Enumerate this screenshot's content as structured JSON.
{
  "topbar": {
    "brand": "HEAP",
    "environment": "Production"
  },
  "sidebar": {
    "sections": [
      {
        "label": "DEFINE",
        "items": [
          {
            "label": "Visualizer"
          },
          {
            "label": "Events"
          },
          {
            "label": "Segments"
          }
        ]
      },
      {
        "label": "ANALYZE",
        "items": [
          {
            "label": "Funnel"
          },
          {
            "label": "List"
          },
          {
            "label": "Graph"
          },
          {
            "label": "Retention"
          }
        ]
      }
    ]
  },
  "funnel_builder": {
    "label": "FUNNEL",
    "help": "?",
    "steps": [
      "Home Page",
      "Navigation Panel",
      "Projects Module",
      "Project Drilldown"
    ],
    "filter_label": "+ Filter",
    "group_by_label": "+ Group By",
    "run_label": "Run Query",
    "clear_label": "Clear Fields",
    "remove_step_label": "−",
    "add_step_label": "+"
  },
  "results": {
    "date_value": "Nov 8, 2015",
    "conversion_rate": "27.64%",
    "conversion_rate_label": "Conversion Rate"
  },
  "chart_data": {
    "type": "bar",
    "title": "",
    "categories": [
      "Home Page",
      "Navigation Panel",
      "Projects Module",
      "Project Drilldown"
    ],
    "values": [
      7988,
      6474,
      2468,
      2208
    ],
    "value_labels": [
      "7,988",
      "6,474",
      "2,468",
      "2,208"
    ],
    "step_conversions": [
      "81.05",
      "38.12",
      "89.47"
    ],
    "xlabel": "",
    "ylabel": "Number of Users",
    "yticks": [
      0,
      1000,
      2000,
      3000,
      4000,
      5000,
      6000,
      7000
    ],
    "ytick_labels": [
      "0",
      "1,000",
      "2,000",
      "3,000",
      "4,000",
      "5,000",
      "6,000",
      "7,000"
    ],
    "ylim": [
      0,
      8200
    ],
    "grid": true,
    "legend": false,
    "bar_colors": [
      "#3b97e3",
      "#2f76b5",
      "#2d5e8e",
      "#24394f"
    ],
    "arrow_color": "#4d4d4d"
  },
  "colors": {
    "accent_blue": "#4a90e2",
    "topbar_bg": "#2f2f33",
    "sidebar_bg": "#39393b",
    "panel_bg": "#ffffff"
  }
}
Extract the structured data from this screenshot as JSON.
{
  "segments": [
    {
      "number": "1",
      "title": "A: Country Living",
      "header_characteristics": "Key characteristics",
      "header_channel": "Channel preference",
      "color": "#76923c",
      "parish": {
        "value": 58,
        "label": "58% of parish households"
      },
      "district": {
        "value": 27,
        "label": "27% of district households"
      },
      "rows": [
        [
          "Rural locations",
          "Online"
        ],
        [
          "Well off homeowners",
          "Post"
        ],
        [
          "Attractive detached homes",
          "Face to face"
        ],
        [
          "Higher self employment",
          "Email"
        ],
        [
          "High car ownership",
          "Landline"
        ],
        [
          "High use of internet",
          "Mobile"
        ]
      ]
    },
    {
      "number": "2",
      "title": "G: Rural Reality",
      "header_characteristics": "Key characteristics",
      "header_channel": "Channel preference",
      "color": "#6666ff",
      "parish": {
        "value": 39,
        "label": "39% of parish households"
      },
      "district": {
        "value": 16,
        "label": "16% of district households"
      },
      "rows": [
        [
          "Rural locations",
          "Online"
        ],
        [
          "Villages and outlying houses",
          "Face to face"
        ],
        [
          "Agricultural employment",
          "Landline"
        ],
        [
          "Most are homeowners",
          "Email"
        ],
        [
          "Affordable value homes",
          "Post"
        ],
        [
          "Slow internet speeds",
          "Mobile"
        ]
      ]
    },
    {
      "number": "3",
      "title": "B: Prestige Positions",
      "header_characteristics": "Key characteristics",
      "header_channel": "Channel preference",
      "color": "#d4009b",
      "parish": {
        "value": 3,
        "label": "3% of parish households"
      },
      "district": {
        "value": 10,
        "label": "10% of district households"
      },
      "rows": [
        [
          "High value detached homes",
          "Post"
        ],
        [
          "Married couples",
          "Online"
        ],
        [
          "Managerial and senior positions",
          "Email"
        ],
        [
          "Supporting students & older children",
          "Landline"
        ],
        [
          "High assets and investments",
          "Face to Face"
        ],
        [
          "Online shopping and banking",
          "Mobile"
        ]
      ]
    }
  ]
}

Aim
Copy out each line exactly.

Task result
Enumerate this screenshot's content as structured JSON.
{
  "topbar": {
    "brand": "HEAP",
    "environment": "Production"
  },
  "sidebar": {
    "sections": [
      {
        "label": "DEFINE",
        "items": [
          {
            "label": "Visualizer"
          },
          {
            "label": "Events"
          },
          {
            "label": "Segments"
          }
        ]
      },
      {
        "label": "ANALYZE",
        "items": [
          {
            "label": "Funnel"
          },
          {
            "label": "List"
          },
          {
            "label": "Graph"
          },
          {
            "label": "Retention"
          }
        ]
      }
    ]
  },
  "funnel_builder": {
    "label": "FUNNEL",
    "help": "?",
    "steps": [
      "Home Page",
      "Navigation Panel",
      "Projects Module",
      "Project Drilldown"
    ],
    "filter_label": "+ Filter",
    "group_by_label": "+ Group By",
    "run_label": "Run Query",
    "clear_label": "Clear Fields",
    "remove_step_label": "−",
    "add_step_label": "+"
  },
  "results": {
    "date_value": "Nov 8, 2015",
    "conversion_rate": "27.64%",
    "conversion_rate_label": "Conversion Rate"
  },
  "chart_data": {
    "type": "bar",
    "title": "",
    "categories": [
      "Home Page",
      "Navigation Panel",
      "Projects Module",
      "Project Drilldown"
    ],
    "values": [
      7988,
      6474,
      2468,
      2208
    ],
    "value_labels": [
      "7,988",
      "6,474",
      "2,468",
      "2,208"
    ],
    "step_conversions": [
      "81.05",
      "38.12",
      "89.47"
    ],
    "xlabel": "",
    "ylabel": "Number of Users",
    "yticks": [
      0,
      1000,
      2000,
      3000,
      4000,
      5000,
      6000,
      7000
    ],
    "ytick_labels": [
      "0",
      "1,000",
      "2,000",
      "3,000",
      "4,000",
      "5,000",
      "6,000",
      "7,000"
    ],
    "ylim": [
      0,
      8200
    ],
    "grid": true,
    "legend": false,
    "bar_colors": [
      "#3b97e3",
      "#2f76b5",
      "#2d5e8e",
      "#24394f"
    ],
    "arrow_color": "#4d4d4d"
  },
  "colors": {
    "accent_blue": "#4a90e2",
    "topbar_bg": "#2f2f33",
    "sidebar_bg": "#39393b",
    "panel_bg": "#ffffff"
  }
}
Extract the structured data from this screenshot as JSON.
{
  "segments": [
    {
      "number": "1",
      "title": "A: Country Living",
      "header_characteristics": "Key characteristics",
      "header_channel": "Channel preference",
      "color": "#76923c",
      "parish": {
        "value": 58,
        "label": "58% of parish households"
      },
      "district": {
        "value": 27,
        "label": "27% of district households"
      },
      "rows": [
        [
          "Rural locations",
          "Online"
        ],
        [
          "Well off homeowners",
          "Post"
        ],
        [
          "Attractive detached homes",
          "Face to face"
        ],
        [
          "Higher self employment",
          "Email"
        ],
        [
          "High car ownership",
          "Landline"
        ],
        [
          "High use of internet",
          "Mobile"
        ]
      ]
    },
    {
      "number": "2",
      "title": "G: Rural Reality",
      "header_characteristics": "Key characteristics",
      "header_channel": "Channel preference",
      "color": "#6666ff",
      "parish": {
        "value": 39,
        "label": "39% of parish households"
      },
      "district": {
        "value": 16,
        "label": "16% of district households"
      },
      "rows": [
        [
          "Rural locations",
          "Online"
        ],
        [
          "Villages and outlying houses",
          "Face to face"
        ],
        [
          "Agricultural employment",
          "Landline"
        ],
        [
          "Most are homeowners",
          "Email"
        ],
        [
          "Affordable value homes",
          "Post"
        ],
        [
          "Slow internet speeds",
          "Mobile"
        ]
      ]
    },
    {
      "number": "3",
      "title": "B: Prestige Positions",
      "header_characteristics": "Key characteristics",
      "header_channel": "Channel preference",
      "color": "#d4009b",
      "parish": {
        "value": 3,
        "label": "3% of parish households"
      },
      "district": {
        "value": 10,
        "label": "10% of district households"
      },
      "rows": [
        [
          "High value detached homes",
          "Post"
        ],
        [
          "Married couples",
          "Online"
        ],
        [
          "Managerial and senior positions",
          "Email"
        ],
        [
          "Supporting students & older children",
          "Landline"
        ],
        [
          "High assets and investments",
          "Face to Face"
        ],
        [
          "Online shopping and banking",
          "Mobile"
        ]
      ]
    }
  ]
}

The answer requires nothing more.